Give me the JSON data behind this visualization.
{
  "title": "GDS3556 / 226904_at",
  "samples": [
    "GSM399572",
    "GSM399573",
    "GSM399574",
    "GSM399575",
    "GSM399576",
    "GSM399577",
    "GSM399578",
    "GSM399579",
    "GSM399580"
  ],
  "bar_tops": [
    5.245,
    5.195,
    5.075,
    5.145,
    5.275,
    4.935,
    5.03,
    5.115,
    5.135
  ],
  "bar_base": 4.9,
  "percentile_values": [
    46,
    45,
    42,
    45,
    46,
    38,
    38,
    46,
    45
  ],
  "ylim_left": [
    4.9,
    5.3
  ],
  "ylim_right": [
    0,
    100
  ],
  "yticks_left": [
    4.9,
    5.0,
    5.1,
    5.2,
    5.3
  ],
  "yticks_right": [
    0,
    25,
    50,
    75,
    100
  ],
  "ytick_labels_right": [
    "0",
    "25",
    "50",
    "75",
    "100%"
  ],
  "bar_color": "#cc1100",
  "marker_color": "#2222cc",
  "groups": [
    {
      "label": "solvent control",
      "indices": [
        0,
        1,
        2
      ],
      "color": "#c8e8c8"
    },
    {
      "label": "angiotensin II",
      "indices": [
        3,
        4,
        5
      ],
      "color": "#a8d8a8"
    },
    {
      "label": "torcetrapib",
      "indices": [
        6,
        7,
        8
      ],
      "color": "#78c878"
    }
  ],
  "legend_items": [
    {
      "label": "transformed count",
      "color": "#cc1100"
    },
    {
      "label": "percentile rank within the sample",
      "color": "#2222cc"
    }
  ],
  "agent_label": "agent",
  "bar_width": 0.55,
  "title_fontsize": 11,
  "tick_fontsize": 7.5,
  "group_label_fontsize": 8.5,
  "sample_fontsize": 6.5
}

...

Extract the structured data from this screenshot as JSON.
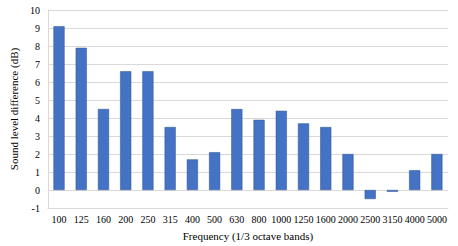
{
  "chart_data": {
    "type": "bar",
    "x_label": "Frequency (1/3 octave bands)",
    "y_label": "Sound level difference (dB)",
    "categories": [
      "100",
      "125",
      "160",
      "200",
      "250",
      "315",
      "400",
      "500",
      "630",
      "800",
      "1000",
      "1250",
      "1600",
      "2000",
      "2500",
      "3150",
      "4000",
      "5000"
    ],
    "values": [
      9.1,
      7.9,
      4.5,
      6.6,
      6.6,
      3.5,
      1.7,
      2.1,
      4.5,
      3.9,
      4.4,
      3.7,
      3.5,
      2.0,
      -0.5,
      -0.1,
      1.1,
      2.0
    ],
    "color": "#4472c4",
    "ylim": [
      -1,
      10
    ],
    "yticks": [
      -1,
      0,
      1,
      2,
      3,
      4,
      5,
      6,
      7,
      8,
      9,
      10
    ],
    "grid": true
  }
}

---

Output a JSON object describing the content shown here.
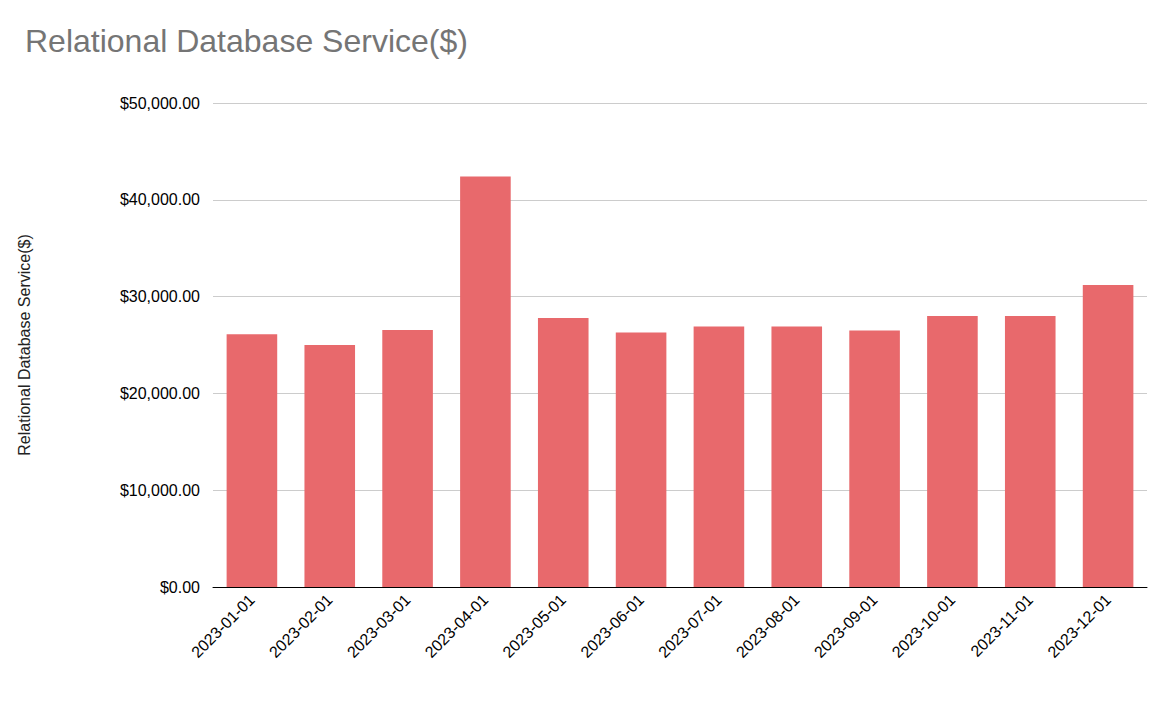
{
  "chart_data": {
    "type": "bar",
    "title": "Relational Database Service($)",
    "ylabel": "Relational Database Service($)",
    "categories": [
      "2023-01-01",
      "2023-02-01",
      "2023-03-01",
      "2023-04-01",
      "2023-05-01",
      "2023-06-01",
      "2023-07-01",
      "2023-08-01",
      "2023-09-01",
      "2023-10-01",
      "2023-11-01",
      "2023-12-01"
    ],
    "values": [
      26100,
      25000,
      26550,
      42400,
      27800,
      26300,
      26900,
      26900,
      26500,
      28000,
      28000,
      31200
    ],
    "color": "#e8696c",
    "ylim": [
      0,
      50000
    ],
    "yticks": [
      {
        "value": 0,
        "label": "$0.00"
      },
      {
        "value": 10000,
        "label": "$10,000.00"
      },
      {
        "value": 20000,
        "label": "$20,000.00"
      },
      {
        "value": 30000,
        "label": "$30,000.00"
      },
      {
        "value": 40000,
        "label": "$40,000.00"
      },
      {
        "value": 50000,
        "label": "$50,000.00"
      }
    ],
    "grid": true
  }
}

▶ Aim: Check each line of the entries for the string "Relational". Copy the lines that have it.

▶ Response to the exercise:
    "title": "Relational Database Service($)",
    "ylabel": "Relational Database Service($)",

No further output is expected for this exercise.